WHAT IS NEEDED: Write out every entry word for word.

THE DATA:
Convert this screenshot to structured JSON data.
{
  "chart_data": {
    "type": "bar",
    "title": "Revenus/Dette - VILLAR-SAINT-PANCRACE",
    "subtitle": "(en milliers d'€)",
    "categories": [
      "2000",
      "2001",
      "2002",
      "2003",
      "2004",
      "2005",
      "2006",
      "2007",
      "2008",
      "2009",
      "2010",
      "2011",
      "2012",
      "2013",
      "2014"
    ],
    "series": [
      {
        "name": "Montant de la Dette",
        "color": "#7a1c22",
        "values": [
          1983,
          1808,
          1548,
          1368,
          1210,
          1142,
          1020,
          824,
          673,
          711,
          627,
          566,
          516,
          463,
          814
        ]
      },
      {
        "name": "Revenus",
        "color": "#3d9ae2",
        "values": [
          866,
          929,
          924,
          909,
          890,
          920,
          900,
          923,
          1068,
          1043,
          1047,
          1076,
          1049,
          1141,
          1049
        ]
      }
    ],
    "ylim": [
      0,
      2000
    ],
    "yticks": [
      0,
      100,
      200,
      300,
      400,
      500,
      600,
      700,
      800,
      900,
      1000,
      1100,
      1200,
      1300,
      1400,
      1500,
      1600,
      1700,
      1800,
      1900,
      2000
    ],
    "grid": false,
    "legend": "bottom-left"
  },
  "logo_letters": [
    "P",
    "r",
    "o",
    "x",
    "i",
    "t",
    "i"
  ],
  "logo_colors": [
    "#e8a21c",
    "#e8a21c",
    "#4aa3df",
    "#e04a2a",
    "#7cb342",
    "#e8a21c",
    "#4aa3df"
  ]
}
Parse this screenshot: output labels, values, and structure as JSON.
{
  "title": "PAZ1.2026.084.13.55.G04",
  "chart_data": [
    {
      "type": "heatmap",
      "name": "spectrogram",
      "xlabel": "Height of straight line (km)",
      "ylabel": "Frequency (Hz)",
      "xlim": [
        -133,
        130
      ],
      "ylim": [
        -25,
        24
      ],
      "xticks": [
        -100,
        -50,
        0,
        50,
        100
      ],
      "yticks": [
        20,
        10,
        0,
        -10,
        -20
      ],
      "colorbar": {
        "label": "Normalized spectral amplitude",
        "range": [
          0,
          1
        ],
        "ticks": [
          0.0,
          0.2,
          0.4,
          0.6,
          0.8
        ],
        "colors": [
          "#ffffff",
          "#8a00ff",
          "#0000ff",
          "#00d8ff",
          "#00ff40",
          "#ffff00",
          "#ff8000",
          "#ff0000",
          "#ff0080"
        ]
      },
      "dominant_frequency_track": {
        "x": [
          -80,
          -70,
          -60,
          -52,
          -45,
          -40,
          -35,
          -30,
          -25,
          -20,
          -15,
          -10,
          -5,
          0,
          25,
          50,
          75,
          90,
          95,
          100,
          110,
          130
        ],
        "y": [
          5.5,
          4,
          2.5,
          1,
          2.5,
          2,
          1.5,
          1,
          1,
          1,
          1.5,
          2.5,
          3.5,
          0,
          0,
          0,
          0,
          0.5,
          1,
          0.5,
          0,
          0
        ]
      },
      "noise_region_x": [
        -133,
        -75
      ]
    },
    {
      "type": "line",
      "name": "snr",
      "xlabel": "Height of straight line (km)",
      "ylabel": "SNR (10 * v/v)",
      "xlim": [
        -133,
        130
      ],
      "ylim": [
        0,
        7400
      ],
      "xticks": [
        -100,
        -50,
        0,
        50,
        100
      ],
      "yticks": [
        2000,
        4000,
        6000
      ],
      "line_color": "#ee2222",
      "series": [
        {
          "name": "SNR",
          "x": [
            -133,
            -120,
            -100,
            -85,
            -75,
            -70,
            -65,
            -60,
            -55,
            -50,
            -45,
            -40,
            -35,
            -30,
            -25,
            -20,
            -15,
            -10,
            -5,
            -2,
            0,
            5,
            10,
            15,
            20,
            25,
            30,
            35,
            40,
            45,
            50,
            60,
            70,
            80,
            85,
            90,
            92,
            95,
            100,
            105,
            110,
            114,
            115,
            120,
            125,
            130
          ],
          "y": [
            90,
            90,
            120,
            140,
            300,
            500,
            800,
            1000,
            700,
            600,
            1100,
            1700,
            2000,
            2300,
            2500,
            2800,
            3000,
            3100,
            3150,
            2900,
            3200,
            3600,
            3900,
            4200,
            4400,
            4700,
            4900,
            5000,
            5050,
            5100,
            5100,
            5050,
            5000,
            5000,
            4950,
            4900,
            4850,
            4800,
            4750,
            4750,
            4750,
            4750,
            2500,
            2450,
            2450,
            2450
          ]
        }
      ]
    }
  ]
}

RESULT OF THIS TASK:
Convert this screenshot to structured JSON data.
{
  "chart_data": {
    "type": "bar",
    "title": "Revenus/Dette - VILLAR-SAINT-PANCRACE",
    "subtitle": "(en milliers d'€)",
    "categories": [
      "2000",
      "2001",
      "2002",
      "2003",
      "2004",
      "2005",
      "2006",
      "2007",
      "2008",
      "2009",
      "2010",
      "2011",
      "2012",
      "2013",
      "2014"
    ],
    "series": [
      {
        "name": "Montant de la Dette",
        "color": "#7a1c22",
        "values": [
          1983,
          1808,
          1548,
          1368,
          1210,
          1142,
          1020,
          824,
          673,
          711,
          627,
          566,
          516,
          463,
          814
        ]
      },
      {
        "name": "Revenus",
        "color": "#3d9ae2",
        "values": [
          866,
          929,
          924,
          909,
          890,
          920,
          900,
          923,
          1068,
          1043,
          1047,
          1076,
          1049,
          1141,
          1049
        ]
      }
    ],
    "ylim": [
      0,
      2000
    ],
    "yticks": [
      0,
      100,
      200,
      300,
      400,
      500,
      600,
      700,
      800,
      900,
      1000,
      1100,
      1200,
      1300,
      1400,
      1500,
      1600,
      1700,
      1800,
      1900,
      2000
    ],
    "grid": false,
    "legend": "bottom-left"
  },
  "logo_letters": [
    "P",
    "r",
    "o",
    "x",
    "i",
    "t",
    "i"
  ],
  "logo_colors": [
    "#e8a21c",
    "#e8a21c",
    "#4aa3df",
    "#e04a2a",
    "#7cb342",
    "#e8a21c",
    "#4aa3df"
  ]
}
Parse this screenshot: output labels, values, and structure as JSON.
{
  "title": "PAZ1.2026.084.13.55.G04",
  "chart_data": [
    {
      "type": "heatmap",
      "name": "spectrogram",
      "xlabel": "Height of straight line (km)",
      "ylabel": "Frequency (Hz)",
      "xlim": [
        -133,
        130
      ],
      "ylim": [
        -25,
        24
      ],
      "xticks": [
        -100,
        -50,
        0,
        50,
        100
      ],
      "yticks": [
        20,
        10,
        0,
        -10,
        -20
      ],
      "colorbar": {
        "label": "Normalized spectral amplitude",
        "range": [
          0,
          1
        ],
        "ticks": [
          0.0,
          0.2,
          0.4,
          0.6,
          0.8
        ],
        "colors": [
          "#ffffff",
          "#8a00ff",
          "#0000ff",
          "#00d8ff",
          "#00ff40",
          "#ffff00",
          "#ff8000",
          "#ff0000",
          "#ff0080"
        ]
      },
      "dominant_frequency_track": {
        "x": [
          -80,
          -70,
          -60,
          -52,
          -45,
          -40,
          -35,
          -30,
          -25,
          -20,
          -15,
          -10,
          -5,
          0,
          25,
          50,
          75,
          90,
          95,
          100,
          110,
          130
        ],
        "y": [
          5.5,
          4,
          2.5,
          1,
          2.5,
          2,
          1.5,
          1,
          1,
          1,
          1.5,
          2.5,
          3.5,
          0,
          0,
          0,
          0,
          0.5,
          1,
          0.5,
          0,
          0
        ]
      },
      "noise_region_x": [
        -133,
        -75
      ]
    },
    {
      "type": "line",
      "name": "snr",
      "xlabel": "Height of straight line (km)",
      "ylabel": "SNR (10 * v/v)",
      "xlim": [
        -133,
        130
      ],
      "ylim": [
        0,
        7400
      ],
      "xticks": [
        -100,
        -50,
        0,
        50,
        100
      ],
      "yticks": [
        2000,
        4000,
        6000
      ],
      "line_color": "#ee2222",
      "series": [
        {
          "name": "SNR",
          "x": [
            -133,
            -120,
            -100,
            -85,
            -75,
            -70,
            -65,
            -60,
            -55,
            -50,
            -45,
            -40,
            -35,
            -30,
            -25,
            -20,
            -15,
            -10,
            -5,
            -2,
            0,
            5,
            10,
            15,
            20,
            25,
            30,
            35,
            40,
            45,
            50,
            60,
            70,
            80,
            85,
            90,
            92,
            95,
            100,
            105,
            110,
            114,
            115,
            120,
            125,
            130
          ],
          "y": [
            90,
            90,
            120,
            140,
            300,
            500,
            800,
            1000,
            700,
            600,
            1100,
            1700,
            2000,
            2300,
            2500,
            2800,
            3000,
            3100,
            3150,
            2900,
            3200,
            3600,
            3900,
            4200,
            4400,
            4700,
            4900,
            5000,
            5050,
            5100,
            5100,
            5050,
            5000,
            5000,
            4950,
            4900,
            4850,
            4800,
            4750,
            4750,
            4750,
            4750,
            2500,
            2450,
            2450,
            2450
          ]
        }
      ]
    }
  ]
}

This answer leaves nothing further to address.